# SET TASK
In the records below, find each line containing the word "Kungsbacka" and copy it.
---------- RAW RECORDS
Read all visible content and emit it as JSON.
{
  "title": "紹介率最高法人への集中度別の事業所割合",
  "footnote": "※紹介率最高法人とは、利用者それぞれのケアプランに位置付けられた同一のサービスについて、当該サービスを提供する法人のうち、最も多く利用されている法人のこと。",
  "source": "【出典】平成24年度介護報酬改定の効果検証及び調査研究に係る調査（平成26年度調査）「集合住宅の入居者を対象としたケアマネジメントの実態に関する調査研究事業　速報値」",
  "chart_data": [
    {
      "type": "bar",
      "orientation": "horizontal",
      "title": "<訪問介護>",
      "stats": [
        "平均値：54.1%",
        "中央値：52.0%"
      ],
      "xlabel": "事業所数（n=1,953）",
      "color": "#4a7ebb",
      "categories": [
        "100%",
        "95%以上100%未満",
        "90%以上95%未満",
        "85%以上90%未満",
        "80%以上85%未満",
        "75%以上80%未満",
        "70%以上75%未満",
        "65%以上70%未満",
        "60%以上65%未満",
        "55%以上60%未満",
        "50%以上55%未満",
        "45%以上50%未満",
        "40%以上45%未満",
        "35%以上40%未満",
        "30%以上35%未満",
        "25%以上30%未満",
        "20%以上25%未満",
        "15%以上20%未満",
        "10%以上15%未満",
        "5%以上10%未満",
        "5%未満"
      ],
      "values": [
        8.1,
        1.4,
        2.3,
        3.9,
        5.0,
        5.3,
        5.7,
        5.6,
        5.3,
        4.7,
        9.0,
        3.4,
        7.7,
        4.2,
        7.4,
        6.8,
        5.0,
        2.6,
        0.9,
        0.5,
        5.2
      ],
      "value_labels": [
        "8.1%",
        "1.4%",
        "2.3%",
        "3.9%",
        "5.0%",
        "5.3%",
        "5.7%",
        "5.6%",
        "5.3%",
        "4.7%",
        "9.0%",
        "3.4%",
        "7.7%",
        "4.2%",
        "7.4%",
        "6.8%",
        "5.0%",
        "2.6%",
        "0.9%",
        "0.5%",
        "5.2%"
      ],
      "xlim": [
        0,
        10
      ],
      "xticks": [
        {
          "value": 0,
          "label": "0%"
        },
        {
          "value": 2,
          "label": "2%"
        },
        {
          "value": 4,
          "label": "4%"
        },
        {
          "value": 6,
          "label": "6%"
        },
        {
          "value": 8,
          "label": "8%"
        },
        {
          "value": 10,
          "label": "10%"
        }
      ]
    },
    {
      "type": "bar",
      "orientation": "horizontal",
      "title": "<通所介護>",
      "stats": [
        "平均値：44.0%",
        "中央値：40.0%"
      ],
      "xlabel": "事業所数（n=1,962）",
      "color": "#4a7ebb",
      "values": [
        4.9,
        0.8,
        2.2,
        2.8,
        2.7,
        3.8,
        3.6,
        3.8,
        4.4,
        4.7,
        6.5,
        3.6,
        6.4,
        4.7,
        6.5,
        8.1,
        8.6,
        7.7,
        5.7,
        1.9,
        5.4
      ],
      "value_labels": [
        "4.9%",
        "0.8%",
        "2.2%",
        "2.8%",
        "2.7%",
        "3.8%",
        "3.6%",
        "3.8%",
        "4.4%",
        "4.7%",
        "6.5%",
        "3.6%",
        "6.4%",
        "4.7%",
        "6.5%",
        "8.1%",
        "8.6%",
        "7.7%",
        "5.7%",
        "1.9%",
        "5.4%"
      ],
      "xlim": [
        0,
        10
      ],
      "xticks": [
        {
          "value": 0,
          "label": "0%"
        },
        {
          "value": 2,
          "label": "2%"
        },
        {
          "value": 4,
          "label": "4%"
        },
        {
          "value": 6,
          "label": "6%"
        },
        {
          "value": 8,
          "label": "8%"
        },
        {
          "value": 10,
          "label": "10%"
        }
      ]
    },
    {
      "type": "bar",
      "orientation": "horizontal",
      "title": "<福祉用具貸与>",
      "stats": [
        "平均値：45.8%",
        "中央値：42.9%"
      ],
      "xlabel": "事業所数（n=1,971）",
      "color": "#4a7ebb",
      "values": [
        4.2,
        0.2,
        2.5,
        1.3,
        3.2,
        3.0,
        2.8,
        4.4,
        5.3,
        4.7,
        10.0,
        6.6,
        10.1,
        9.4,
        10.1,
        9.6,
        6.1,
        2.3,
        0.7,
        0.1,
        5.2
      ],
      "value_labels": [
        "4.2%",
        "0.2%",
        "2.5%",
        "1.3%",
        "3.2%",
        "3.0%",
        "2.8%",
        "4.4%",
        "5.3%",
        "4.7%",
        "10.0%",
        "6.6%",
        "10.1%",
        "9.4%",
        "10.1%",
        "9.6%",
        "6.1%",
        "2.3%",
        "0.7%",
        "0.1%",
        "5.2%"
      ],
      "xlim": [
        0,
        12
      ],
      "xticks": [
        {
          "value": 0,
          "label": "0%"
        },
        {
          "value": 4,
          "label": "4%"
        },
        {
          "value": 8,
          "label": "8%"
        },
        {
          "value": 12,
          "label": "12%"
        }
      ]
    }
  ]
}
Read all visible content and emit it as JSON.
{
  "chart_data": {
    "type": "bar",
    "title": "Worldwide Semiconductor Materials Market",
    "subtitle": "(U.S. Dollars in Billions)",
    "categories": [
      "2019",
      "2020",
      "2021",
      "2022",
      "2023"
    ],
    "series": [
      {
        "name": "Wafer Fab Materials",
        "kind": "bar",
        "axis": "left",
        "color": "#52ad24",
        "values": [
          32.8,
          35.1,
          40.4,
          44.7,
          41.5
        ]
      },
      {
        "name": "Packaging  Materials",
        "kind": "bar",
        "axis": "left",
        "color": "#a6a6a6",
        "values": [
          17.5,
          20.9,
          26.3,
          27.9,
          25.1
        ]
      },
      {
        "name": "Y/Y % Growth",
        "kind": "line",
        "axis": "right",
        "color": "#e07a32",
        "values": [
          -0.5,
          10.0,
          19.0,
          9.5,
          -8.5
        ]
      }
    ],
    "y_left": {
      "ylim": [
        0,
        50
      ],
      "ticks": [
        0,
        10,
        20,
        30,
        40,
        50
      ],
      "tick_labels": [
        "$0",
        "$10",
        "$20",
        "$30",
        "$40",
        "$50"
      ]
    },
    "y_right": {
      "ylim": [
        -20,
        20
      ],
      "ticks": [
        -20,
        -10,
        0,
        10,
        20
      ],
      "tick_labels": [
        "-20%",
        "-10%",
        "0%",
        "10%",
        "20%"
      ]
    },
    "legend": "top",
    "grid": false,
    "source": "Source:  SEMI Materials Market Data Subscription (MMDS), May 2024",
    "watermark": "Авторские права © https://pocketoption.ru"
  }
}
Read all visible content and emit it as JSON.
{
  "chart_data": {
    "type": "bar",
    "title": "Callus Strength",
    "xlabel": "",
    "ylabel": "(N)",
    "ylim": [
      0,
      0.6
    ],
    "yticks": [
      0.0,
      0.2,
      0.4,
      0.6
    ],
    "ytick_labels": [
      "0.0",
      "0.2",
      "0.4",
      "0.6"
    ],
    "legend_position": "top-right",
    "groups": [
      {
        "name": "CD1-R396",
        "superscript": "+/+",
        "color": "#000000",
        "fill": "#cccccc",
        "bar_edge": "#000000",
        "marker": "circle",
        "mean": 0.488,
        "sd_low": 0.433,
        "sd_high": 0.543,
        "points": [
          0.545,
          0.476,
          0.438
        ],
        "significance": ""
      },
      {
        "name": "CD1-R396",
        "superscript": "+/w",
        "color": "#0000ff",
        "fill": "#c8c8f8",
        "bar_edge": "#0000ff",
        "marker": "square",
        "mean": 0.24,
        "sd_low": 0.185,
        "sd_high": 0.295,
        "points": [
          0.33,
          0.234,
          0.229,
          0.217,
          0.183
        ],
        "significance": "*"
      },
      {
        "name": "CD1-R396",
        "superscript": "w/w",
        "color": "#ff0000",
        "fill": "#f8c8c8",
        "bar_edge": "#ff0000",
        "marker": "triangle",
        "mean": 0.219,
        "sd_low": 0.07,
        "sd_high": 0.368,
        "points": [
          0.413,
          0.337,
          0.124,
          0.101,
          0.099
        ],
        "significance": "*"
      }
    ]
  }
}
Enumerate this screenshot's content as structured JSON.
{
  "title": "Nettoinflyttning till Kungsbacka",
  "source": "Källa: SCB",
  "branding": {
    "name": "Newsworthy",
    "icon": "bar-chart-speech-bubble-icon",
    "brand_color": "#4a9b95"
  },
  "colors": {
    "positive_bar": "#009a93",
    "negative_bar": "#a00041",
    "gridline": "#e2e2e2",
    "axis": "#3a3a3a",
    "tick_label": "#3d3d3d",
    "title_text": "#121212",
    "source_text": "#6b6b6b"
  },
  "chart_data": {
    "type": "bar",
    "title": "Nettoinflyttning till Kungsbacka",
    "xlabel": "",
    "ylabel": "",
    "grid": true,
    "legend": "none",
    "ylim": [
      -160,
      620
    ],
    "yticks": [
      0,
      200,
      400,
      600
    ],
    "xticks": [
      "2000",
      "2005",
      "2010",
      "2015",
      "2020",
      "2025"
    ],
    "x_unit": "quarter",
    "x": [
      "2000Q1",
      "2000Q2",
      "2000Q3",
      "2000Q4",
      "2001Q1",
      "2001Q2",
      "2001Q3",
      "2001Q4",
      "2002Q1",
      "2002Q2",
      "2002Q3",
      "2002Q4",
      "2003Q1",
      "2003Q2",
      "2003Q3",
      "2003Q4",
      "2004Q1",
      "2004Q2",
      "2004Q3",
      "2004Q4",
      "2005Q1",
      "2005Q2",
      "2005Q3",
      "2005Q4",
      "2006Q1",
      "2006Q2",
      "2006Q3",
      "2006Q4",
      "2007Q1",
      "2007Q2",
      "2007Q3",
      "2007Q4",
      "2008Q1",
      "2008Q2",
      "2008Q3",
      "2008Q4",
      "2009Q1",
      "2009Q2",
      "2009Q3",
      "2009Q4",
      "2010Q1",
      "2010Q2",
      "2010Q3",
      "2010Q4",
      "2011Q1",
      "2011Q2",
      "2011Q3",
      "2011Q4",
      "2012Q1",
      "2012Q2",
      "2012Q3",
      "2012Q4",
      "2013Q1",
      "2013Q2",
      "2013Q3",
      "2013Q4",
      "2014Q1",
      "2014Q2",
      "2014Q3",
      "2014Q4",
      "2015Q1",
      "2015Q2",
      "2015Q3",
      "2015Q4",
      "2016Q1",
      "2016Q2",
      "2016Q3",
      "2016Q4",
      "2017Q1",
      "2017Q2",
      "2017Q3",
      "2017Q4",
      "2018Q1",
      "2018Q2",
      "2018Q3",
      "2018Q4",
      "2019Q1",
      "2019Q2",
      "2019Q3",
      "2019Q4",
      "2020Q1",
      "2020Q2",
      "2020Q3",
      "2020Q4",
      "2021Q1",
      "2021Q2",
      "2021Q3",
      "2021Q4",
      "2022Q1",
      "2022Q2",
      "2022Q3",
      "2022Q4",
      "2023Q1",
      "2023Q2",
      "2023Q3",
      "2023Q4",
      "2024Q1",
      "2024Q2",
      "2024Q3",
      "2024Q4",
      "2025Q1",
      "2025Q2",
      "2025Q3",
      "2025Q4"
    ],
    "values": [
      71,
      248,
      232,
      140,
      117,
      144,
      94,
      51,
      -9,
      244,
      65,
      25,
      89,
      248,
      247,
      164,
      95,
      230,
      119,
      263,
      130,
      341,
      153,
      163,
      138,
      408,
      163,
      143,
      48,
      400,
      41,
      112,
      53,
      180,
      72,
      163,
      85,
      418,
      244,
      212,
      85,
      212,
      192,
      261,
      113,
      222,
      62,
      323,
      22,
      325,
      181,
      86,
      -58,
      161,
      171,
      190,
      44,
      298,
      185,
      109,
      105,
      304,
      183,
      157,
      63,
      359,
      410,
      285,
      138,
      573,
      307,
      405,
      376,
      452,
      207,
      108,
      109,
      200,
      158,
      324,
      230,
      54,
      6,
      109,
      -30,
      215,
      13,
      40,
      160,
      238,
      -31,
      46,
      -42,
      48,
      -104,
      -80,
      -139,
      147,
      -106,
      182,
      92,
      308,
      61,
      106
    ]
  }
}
--------------------
# FINAL ANSWER
  "title": "Nettoinflyttning till Kungsbacka",
    "title": "Nettoinflyttning till Kungsbacka",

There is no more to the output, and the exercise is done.